>> begin DATA SHOWN
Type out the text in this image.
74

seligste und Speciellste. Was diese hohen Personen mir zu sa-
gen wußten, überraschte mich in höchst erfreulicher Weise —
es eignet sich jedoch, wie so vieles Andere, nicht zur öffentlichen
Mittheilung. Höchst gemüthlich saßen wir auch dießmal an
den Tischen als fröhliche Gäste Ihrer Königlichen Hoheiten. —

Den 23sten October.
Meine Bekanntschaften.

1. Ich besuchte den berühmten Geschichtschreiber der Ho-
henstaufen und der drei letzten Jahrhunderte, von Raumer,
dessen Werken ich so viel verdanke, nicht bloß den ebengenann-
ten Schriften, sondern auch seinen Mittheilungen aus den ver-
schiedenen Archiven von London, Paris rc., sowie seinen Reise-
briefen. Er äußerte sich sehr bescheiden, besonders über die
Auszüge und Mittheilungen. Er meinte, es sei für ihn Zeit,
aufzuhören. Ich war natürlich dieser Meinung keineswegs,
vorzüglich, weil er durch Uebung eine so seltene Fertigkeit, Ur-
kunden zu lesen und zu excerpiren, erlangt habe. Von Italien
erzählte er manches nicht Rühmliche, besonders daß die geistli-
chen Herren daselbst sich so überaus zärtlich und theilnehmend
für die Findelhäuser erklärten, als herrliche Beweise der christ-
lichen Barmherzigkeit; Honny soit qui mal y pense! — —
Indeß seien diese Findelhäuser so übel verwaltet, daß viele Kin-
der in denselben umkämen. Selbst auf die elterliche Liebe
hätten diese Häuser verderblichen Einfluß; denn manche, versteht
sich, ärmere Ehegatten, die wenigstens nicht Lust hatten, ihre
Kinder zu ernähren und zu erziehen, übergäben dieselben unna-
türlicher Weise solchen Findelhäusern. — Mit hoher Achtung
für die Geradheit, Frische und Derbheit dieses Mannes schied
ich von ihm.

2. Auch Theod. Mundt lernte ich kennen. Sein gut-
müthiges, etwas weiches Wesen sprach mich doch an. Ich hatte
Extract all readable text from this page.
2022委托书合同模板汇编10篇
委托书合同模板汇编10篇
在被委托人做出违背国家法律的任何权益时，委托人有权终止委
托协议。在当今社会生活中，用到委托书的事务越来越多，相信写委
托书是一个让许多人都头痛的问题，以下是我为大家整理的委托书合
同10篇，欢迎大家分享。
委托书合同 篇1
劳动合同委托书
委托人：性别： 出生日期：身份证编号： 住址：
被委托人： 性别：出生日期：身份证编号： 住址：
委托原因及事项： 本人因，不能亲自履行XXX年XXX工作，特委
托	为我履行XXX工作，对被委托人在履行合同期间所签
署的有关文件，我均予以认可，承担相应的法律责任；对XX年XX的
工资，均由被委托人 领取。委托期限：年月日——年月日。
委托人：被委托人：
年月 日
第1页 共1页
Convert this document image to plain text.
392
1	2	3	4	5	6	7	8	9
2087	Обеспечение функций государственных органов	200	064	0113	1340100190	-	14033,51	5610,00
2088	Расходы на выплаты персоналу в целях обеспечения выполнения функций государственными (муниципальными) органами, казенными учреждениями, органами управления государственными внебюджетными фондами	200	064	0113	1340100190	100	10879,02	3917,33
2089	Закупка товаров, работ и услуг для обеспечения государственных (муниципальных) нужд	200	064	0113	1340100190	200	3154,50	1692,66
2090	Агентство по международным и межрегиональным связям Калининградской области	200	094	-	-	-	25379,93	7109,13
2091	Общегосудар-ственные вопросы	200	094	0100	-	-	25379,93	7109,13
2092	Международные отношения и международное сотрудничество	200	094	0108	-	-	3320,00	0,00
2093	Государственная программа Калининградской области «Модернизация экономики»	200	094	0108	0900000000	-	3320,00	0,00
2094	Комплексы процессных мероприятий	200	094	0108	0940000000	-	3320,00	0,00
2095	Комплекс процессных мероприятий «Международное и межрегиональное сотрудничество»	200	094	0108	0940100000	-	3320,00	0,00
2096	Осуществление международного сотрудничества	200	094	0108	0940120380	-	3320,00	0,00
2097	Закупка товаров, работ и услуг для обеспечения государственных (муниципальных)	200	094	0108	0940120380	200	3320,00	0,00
>> end DATA SHOWN
_TASK TO CARRY OUT_: Could you reproduce every record above exactly as it appears?

_TASK OUTPUT_:
Type out the text in this image.
74

seligste und Speciellste. Was diese hohen Personen mir zu sa-
gen wußten, überraschte mich in höchst erfreulicher Weise —
es eignet sich jedoch, wie so vieles Andere, nicht zur öffentlichen
Mittheilung. Höchst gemüthlich saßen wir auch dießmal an
den Tischen als fröhliche Gäste Ihrer Königlichen Hoheiten. —

Den 23sten October.
Meine Bekanntschaften.

1. Ich besuchte den berühmten Geschichtschreiber der Ho-
henstaufen und der drei letzten Jahrhunderte, von Raumer,
dessen Werken ich so viel verdanke, nicht bloß den ebengenann-
ten Schriften, sondern auch seinen Mittheilungen aus den ver-
schiedenen Archiven von London, Paris rc., sowie seinen Reise-
briefen. Er äußerte sich sehr bescheiden, besonders über die
Auszüge und Mittheilungen. Er meinte, es sei für ihn Zeit,
aufzuhören. Ich war natürlich dieser Meinung keineswegs,
vorzüglich, weil er durch Uebung eine so seltene Fertigkeit, Ur-
kunden zu lesen und zu excerpiren, erlangt habe. Von Italien
erzählte er manches nicht Rühmliche, besonders daß die geistli-
chen Herren daselbst sich so überaus zärtlich und theilnehmend
für die Findelhäuser erklärten, als herrliche Beweise der christ-
lichen Barmherzigkeit; Honny soit qui mal y pense! — —
Indeß seien diese Findelhäuser so übel verwaltet, daß viele Kin-
der in denselben umkämen. Selbst auf die elterliche Liebe
hätten diese Häuser verderblichen Einfluß; denn manche, versteht
sich, ärmere Ehegatten, die wenigstens nicht Lust hatten, ihre
Kinder zu ernähren und zu erziehen, übergäben dieselben unna-
türlicher Weise solchen Findelhäusern. — Mit hoher Achtung
für die Geradheit, Frische und Derbheit dieses Mannes schied
ich von ihm.

2. Auch Theod. Mundt lernte ich kennen. Sein gut-
müthiges, etwas weiches Wesen sprach mich doch an. Ich hatte
Extract all readable text from this page.
2022委托书合同模板汇编10篇
委托书合同模板汇编10篇
在被委托人做出违背国家法律的任何权益时，委托人有权终止委
托协议。在当今社会生活中，用到委托书的事务越来越多，相信写委
托书是一个让许多人都头痛的问题，以下是我为大家整理的委托书合
同10篇，欢迎大家分享。
委托书合同 篇1
劳动合同委托书
委托人：性别： 出生日期：身份证编号： 住址：
被委托人： 性别：出生日期：身份证编号： 住址：
委托原因及事项： 本人因，不能亲自履行XXX年XXX工作，特委
托	为我履行XXX工作，对被委托人在履行合同期间所签
署的有关文件，我均予以认可，承担相应的法律责任；对XX年XX的
工资，均由被委托人 领取。委托期限：年月日——年月日。
委托人：被委托人：
年月 日
第1页 共1页
Convert this document image to plain text.
392
1	2	3	4	5	6	7	8	9
2087	Обеспечение функций государственных органов	200	064	0113	1340100190	-	14033,51	5610,00
2088	Расходы на выплаты персоналу в целях обеспечения выполнения функций государственными (муниципальными) органами, казенными учреждениями, органами управления государственными внебюджетными фондами	200	064	0113	1340100190	100	10879,02	3917,33
2089	Закупка товаров, работ и услуг для обеспечения государственных (муниципальных) нужд	200	064	0113	1340100190	200	3154,50	1692,66
2090	Агентство по международным и межрегиональным связям Калининградской области	200	094	-	-	-	25379,93	7109,13
2091	Общегосудар-ственные вопросы	200	094	0100	-	-	25379,93	7109,13
2092	Международные отношения и международное сотрудничество	200	094	0108	-	-	3320,00	0,00
2093	Государственная программа Калининградской области «Модернизация экономики»	200	094	0108	0900000000	-	3320,00	0,00
2094	Комплексы процессных мероприятий	200	094	0108	0940000000	-	3320,00	0,00
2095	Комплекс процессных мероприятий «Международное и межрегиональное сотрудничество»	200	094	0108	0940100000	-	3320,00	0,00
2096	Осуществление международного сотрудничества	200	094	0108	0940120380	-	3320,00	0,00
2097	Закупка товаров, работ и услуг для обеспечения государственных (муниципальных)	200	094	0108	0940120380	200	3320,00	0,00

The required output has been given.